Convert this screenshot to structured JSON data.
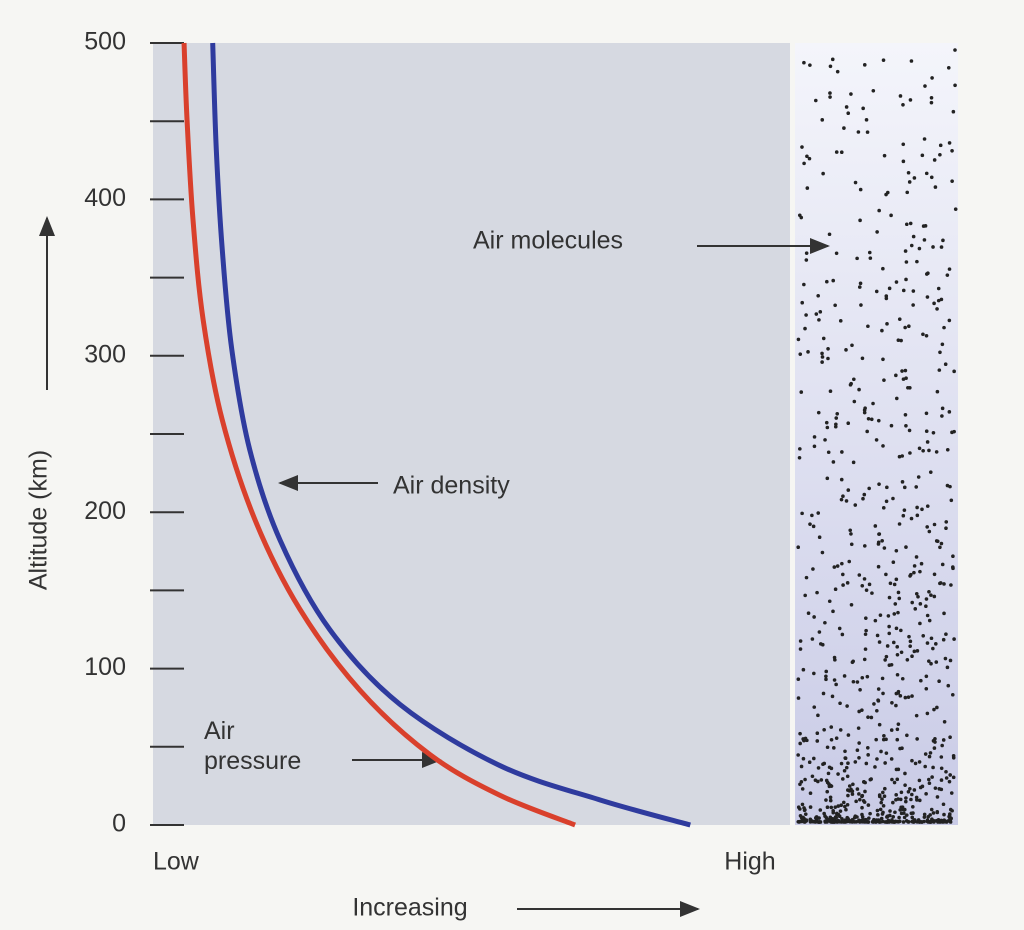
{
  "chart_data": {
    "type": "line",
    "ylabel": "Altitude (km)",
    "xlabel": "Increasing",
    "ylim": [
      0,
      500
    ],
    "yticks": [
      0,
      100,
      200,
      300,
      400,
      500
    ],
    "minor_yticks": [
      50,
      150,
      250,
      350,
      450
    ],
    "xlim": [
      0,
      1.067
    ],
    "xticks": [
      {
        "value": 0,
        "label": "Low"
      },
      {
        "value": 1,
        "label": "High"
      }
    ],
    "series": [
      {
        "name": "Air density",
        "color": "#2f3b9e",
        "x": [
          0.9,
          0.749,
          0.581,
          0.414,
          0.296,
          0.213,
          0.162,
          0.132,
          0.116,
          0.106,
          0.1
        ],
        "values": [
          0,
          16,
          38,
          77,
          125,
          182,
          240,
          304,
          368,
          432,
          500
        ]
      },
      {
        "name": "Air pressure",
        "color": "#d9402c",
        "x": [
          0.707,
          0.581,
          0.464,
          0.347,
          0.246,
          0.171,
          0.116,
          0.084,
          0.067,
          0.057,
          0.052
        ],
        "values": [
          0,
          19,
          45,
          86,
          138,
          195,
          259,
          323,
          387,
          451,
          500
        ]
      }
    ],
    "annotations": [
      "Air molecules",
      "Air density",
      "Air pressure"
    ]
  }
}
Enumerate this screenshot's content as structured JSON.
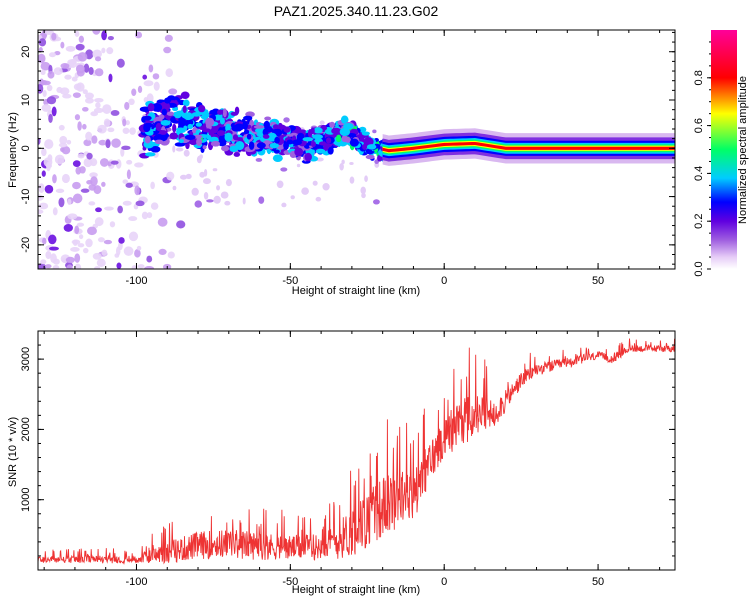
{
  "title": "PAZ1.2025.340.11.23.G02",
  "chart_data": [
    {
      "type": "heatmap",
      "xlabel": "Height of straight line (km)",
      "ylabel": "Frequency (Hz)",
      "xlim": [
        -132,
        75
      ],
      "ylim": [
        -25,
        24.5
      ],
      "xticks": [
        -100,
        -50,
        0,
        50
      ],
      "yticks": [
        -20,
        -10,
        0,
        10,
        20
      ],
      "xtick_labels": [
        "-100",
        "-50",
        "0",
        "50"
      ],
      "ytick_labels": [
        "-20",
        "-10",
        "0",
        "10",
        "20"
      ],
      "colorbar": {
        "label": "Normalized spectral amplitude",
        "range": [
          0,
          1
        ],
        "ticks": [
          0.0,
          0.2,
          0.4,
          0.6,
          0.8
        ],
        "tick_labels": [
          "0.0",
          "0.2",
          "0.4",
          "0.6",
          "0.8"
        ]
      },
      "colors": [
        "#ffffff",
        "#d9b8f0",
        "#a060e0",
        "#6000e0",
        "#0000ff",
        "#00ccff",
        "#00ff66",
        "#ffff00",
        "#ff0000",
        "#ff0088"
      ],
      "signal_track": [
        {
          "x": -95,
          "f": 4.0,
          "amp": 0.3
        },
        {
          "x": -88,
          "f": 6.5,
          "amp": 0.25
        },
        {
          "x": -82,
          "f": 5.0,
          "amp": 0.35
        },
        {
          "x": -75,
          "f": 4.0,
          "amp": 0.3
        },
        {
          "x": -68,
          "f": 3.5,
          "amp": 0.25
        },
        {
          "x": -60,
          "f": 2.5,
          "amp": 0.3
        },
        {
          "x": -52,
          "f": 1.5,
          "amp": 0.25
        },
        {
          "x": -45,
          "f": 0.5,
          "amp": 0.25
        },
        {
          "x": -38,
          "f": 2.0,
          "amp": 0.3
        },
        {
          "x": -32,
          "f": 3.5,
          "amp": 0.35
        },
        {
          "x": -25,
          "f": 0.5,
          "amp": 0.3
        },
        {
          "x": -18,
          "f": -0.5,
          "amp": 0.45
        },
        {
          "x": -10,
          "f": 0.0,
          "amp": 0.75
        },
        {
          "x": 0,
          "f": 0.8,
          "amp": 0.9
        },
        {
          "x": 10,
          "f": 1.0,
          "amp": 0.9
        },
        {
          "x": 20,
          "f": 0.0,
          "amp": 0.95
        },
        {
          "x": 40,
          "f": 0.0,
          "amp": 0.95
        },
        {
          "x": 60,
          "f": 0.0,
          "amp": 0.95
        },
        {
          "x": 75,
          "f": 0.0,
          "amp": 0.95
        }
      ]
    },
    {
      "type": "line",
      "xlabel": "Height of straight line (km)",
      "ylabel": "SNR (10 * v/v)",
      "xlim": [
        -132,
        75
      ],
      "ylim": [
        0,
        3400
      ],
      "xticks": [
        -100,
        -50,
        0,
        50
      ],
      "yticks": [
        1000,
        2000,
        3000
      ],
      "xtick_labels": [
        "-100",
        "-50",
        "0",
        "50"
      ],
      "ytick_labels": [
        "1000",
        "2000",
        "3000"
      ],
      "color": "#ee3333",
      "envelope": {
        "x": [
          -132,
          -100,
          -90,
          -80,
          -70,
          -60,
          -50,
          -40,
          -35,
          -30,
          -25,
          -20,
          -15,
          -10,
          -5,
          0,
          5,
          10,
          15,
          20,
          25,
          30,
          40,
          50,
          55,
          60,
          65,
          75
        ],
        "mean": [
          150,
          150,
          250,
          350,
          380,
          340,
          320,
          330,
          400,
          550,
          700,
          900,
          1000,
          1050,
          1500,
          1900,
          2100,
          2200,
          2200,
          2400,
          2700,
          2850,
          2950,
          3050,
          3000,
          3150,
          3150,
          3150
        ],
        "spread": [
          60,
          70,
          200,
          250,
          260,
          250,
          220,
          230,
          320,
          450,
          500,
          550,
          500,
          450,
          400,
          350,
          450,
          400,
          300,
          200,
          150,
          110,
          90,
          70,
          80,
          60,
          60,
          60
        ]
      }
    }
  ]
}
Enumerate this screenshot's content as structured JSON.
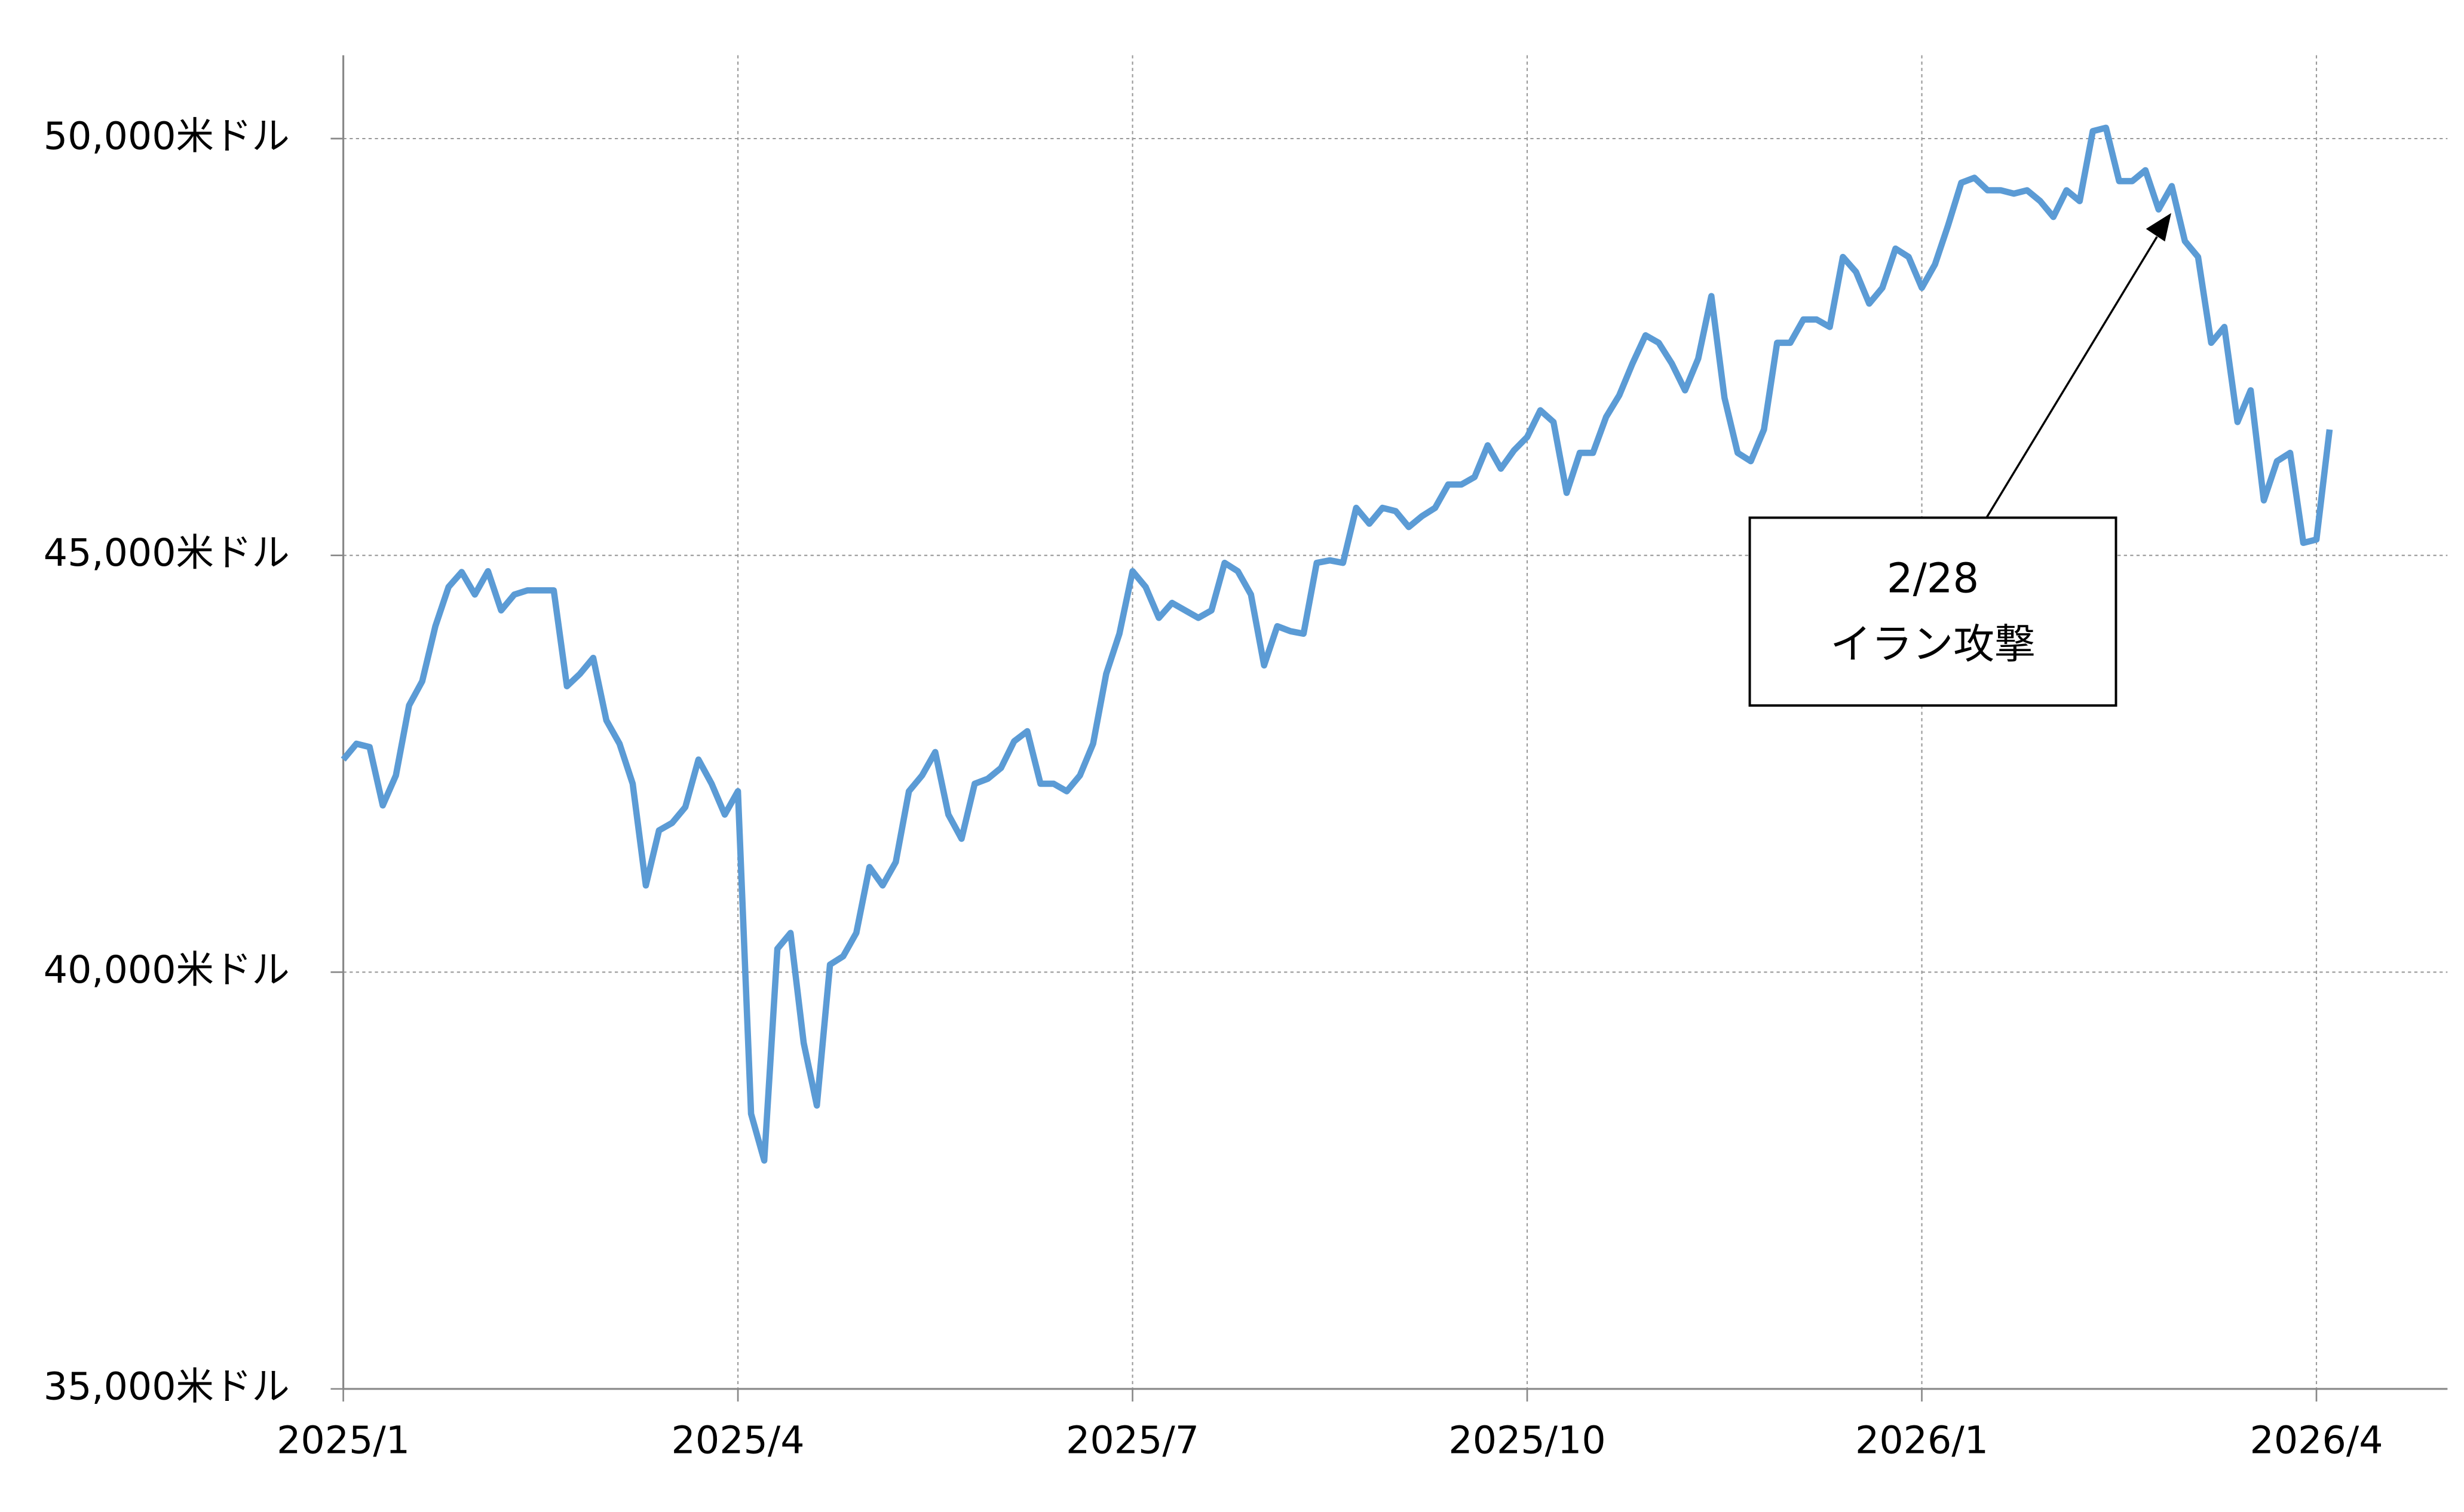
{
  "chart_data": {
    "type": "line",
    "categories": [
      "2025/1",
      null,
      null,
      null,
      null,
      null,
      null,
      null,
      null,
      null,
      null,
      null,
      null,
      null,
      null,
      null,
      null,
      null,
      null,
      null,
      null,
      null,
      null,
      null,
      null,
      null,
      null,
      null,
      null,
      null,
      "2025/4",
      null,
      null,
      null,
      null,
      null,
      null,
      null,
      null,
      null,
      null,
      null,
      null,
      null,
      null,
      null,
      null,
      null,
      null,
      null,
      null,
      null,
      null,
      null,
      null,
      null,
      null,
      null,
      null,
      null,
      "2025/7",
      null,
      null,
      null,
      null,
      null,
      null,
      null,
      null,
      null,
      null,
      null,
      null,
      null,
      null,
      null,
      null,
      null,
      null,
      null,
      null,
      null,
      null,
      null,
      null,
      null,
      null,
      null,
      null,
      null,
      "2025/10",
      null,
      null,
      null,
      null,
      null,
      null,
      null,
      null,
      null,
      null,
      null,
      null,
      null,
      null,
      null,
      null,
      null,
      null,
      null,
      null,
      null,
      null,
      null,
      null,
      null,
      null,
      null,
      null,
      null,
      "2026/1",
      null,
      null,
      null,
      null,
      null,
      null,
      null,
      null,
      null,
      null,
      null,
      null,
      null,
      null,
      null,
      null,
      null,
      null,
      null,
      null,
      null,
      null,
      null,
      null,
      null,
      null,
      null,
      null,
      null,
      "2026/4",
      null
    ],
    "series": [
      {
        "color": "#5b9bd5",
        "values": [
          42550,
          42740,
          42700,
          42000,
          42360,
          43200,
          43490,
          44150,
          44620,
          44800,
          44530,
          44810,
          44340,
          44530,
          44580,
          44580,
          44580,
          43430,
          43580,
          43770,
          43020,
          42740,
          42260,
          41040,
          41700,
          41790,
          41980,
          42550,
          42260,
          41890,
          42170,
          38300,
          37740,
          40280,
          40470,
          39150,
          38400,
          40090,
          40190,
          40470,
          41260,
          41040,
          41320,
          42170,
          42360,
          42640,
          41890,
          41600,
          42260,
          42320,
          42450,
          42770,
          42890,
          42260,
          42260,
          42170,
          42360,
          42740,
          43580,
          44060,
          44810,
          44620,
          44250,
          44430,
          44340,
          44250,
          44340,
          44910,
          44810,
          44530,
          43680,
          44150,
          44090,
          44060,
          44910,
          44940,
          44910,
          45570,
          45380,
          45570,
          45530,
          45340,
          45470,
          45570,
          45850,
          45850,
          45940,
          46320,
          46040,
          46260,
          46420,
          46740,
          46600,
          45750,
          46230,
          46230,
          46660,
          46920,
          47300,
          47640,
          47550,
          47300,
          46980,
          47360,
          48110,
          46890,
          46230,
          46130,
          46510,
          47550,
          47550,
          47830,
          47830,
          47740,
          48580,
          48400,
          48020,
          48210,
          48680,
          48580,
          48210,
          48490,
          48960,
          49470,
          49530,
          49380,
          49380,
          49340,
          49380,
          49250,
          49060,
          49380,
          49250,
          50090,
          50130,
          49490,
          49490,
          49620,
          49150,
          49430,
          48770,
          48580,
          47550,
          47740,
          46600,
          46980,
          45660,
          46130,
          46230,
          45150,
          45190,
          46510
        ]
      }
    ],
    "ylim": [
      35000,
      51000
    ],
    "yticks": [
      {
        "value": 35000,
        "label": "35,000米ドル"
      },
      {
        "value": 40000,
        "label": "40,000米ドル"
      },
      {
        "value": 45000,
        "label": "45,000米ドル"
      },
      {
        "value": 50000,
        "label": "50,000米ドル"
      }
    ],
    "grid": true,
    "annotation": [
      "2/28",
      "イラン攻撃"
    ]
  }
}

## Aim
Filter the records for lines holding the string "ylabel". Copy each one.

## Task result
    "ylabel": "Altitude (km)",
      "ylabel": "Frequency (Hz)",
      "ylabel": "SNR (10 * v/v)",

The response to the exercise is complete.